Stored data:
==================================================

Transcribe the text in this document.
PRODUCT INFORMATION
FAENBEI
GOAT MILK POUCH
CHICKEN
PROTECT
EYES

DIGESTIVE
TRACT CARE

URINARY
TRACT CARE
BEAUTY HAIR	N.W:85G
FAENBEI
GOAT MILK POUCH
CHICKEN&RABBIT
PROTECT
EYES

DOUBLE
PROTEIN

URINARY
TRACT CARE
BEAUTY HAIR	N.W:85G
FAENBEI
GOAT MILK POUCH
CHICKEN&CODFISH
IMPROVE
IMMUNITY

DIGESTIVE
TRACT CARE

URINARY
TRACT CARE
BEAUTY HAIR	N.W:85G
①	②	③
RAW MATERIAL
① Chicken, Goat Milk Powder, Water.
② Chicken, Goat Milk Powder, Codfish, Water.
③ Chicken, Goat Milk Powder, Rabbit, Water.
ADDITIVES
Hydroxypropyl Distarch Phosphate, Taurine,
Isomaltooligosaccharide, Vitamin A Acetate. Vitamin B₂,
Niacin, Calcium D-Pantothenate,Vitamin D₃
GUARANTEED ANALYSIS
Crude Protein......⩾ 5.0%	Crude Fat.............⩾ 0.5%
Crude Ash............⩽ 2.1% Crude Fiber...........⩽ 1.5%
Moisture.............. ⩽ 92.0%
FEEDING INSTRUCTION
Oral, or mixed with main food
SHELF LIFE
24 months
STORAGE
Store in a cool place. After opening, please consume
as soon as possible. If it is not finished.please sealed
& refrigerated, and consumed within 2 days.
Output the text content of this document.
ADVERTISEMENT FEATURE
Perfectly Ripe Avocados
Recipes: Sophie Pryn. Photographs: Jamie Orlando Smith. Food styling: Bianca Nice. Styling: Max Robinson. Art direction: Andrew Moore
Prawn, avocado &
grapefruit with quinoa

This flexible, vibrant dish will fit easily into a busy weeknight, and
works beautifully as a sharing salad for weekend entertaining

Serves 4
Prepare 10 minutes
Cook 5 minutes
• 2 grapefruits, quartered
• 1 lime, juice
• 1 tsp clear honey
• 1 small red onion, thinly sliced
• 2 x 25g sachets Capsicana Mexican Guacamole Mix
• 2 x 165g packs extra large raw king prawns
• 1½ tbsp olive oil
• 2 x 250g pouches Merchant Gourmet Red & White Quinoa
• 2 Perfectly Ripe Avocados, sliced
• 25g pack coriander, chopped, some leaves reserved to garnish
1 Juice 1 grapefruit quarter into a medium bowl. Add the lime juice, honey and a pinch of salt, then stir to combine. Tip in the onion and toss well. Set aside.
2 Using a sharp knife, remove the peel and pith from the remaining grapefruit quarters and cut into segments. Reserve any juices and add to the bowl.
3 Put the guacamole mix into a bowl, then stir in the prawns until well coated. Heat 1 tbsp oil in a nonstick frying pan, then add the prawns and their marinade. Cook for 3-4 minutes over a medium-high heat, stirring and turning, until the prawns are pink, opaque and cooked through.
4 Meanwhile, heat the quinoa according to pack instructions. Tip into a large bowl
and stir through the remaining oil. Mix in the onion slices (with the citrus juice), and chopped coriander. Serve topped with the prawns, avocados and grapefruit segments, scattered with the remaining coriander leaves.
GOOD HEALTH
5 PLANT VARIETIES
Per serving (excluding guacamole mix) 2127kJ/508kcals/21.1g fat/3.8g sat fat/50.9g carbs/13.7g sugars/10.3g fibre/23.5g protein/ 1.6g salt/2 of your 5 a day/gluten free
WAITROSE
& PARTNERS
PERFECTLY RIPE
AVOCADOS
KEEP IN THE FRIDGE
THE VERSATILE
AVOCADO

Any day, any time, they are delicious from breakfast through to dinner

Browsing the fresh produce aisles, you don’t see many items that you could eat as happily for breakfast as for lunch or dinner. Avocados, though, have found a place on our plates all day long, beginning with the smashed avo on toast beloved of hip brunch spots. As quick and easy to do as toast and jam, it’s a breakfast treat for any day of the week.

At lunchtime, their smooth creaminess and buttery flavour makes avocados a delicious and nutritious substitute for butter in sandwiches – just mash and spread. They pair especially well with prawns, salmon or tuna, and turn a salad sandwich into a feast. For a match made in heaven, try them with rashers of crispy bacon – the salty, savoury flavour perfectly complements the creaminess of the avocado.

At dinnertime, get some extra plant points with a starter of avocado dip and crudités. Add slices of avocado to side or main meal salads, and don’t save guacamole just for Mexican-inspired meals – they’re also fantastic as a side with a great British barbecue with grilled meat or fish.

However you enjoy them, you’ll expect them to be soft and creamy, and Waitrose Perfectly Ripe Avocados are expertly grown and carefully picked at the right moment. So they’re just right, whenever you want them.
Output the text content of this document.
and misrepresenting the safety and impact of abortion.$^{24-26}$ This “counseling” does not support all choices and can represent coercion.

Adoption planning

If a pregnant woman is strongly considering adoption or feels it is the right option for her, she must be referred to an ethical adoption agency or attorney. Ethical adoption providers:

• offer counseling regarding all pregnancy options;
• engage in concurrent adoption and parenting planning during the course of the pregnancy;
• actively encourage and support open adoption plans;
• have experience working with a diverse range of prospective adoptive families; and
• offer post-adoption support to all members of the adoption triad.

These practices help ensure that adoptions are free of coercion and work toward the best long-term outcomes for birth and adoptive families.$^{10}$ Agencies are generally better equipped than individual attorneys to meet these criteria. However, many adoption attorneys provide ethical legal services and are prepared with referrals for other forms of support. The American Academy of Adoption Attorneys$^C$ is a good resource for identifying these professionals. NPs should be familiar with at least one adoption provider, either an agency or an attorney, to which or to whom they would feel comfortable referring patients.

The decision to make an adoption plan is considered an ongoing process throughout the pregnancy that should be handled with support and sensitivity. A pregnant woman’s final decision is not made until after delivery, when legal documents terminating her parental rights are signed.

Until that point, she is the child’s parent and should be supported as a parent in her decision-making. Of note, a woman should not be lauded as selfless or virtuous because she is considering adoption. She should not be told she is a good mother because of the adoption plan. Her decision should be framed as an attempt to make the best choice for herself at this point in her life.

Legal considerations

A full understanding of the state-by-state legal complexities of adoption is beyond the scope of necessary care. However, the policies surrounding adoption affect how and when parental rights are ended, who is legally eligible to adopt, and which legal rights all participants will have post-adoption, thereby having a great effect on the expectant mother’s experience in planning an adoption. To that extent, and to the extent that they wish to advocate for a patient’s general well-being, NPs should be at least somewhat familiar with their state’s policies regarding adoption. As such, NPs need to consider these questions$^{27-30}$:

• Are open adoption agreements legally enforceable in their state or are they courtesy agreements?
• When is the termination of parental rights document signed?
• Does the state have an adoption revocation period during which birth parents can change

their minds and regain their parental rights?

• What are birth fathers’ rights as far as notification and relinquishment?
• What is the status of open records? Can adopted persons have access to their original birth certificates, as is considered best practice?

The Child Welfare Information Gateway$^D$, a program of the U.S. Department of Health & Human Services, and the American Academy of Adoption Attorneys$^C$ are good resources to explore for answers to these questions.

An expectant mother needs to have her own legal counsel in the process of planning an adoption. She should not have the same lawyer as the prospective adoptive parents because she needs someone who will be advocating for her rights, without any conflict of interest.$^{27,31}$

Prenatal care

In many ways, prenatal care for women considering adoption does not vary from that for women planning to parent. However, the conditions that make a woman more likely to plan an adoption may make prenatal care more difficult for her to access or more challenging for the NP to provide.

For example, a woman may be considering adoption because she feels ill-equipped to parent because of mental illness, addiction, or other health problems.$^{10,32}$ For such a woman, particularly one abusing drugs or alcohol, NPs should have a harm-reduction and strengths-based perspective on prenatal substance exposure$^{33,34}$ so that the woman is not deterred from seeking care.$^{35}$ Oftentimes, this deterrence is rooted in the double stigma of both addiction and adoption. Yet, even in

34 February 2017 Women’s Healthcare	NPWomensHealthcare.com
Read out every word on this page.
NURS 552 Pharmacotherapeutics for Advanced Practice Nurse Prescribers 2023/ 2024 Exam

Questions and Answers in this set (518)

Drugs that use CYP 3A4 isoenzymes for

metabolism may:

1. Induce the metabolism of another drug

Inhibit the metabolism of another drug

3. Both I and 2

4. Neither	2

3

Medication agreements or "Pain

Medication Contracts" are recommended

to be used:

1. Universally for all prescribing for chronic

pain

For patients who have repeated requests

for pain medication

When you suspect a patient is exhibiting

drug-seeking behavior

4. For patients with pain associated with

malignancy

==================================================

*Task prompt*
Every line in the records above with the string "state" in it should be shown.

*Task solution*
A full understanding of the state-by-state legal complexities of adoption is beyond the scope of necessary care. However, the policies surrounding adoption affect how and when parental rights are ended, who is legally eligible to adopt, and which legal rights all participants will have post-adoption, thereby having a great effect on the expectant mother’s experience in planning an adoption. To that extent, and to the extent that they wish to advocate for a patient’s general well-being, NPs should be at least somewhat familiar with their state’s policies regarding adoption. As such, NPs need to consider these questions$^{27-30}$:
• Are open adoption agreements legally enforceable in their state or are they courtesy agreements?
• Does the state have an adoption revocation period during which birth parents can change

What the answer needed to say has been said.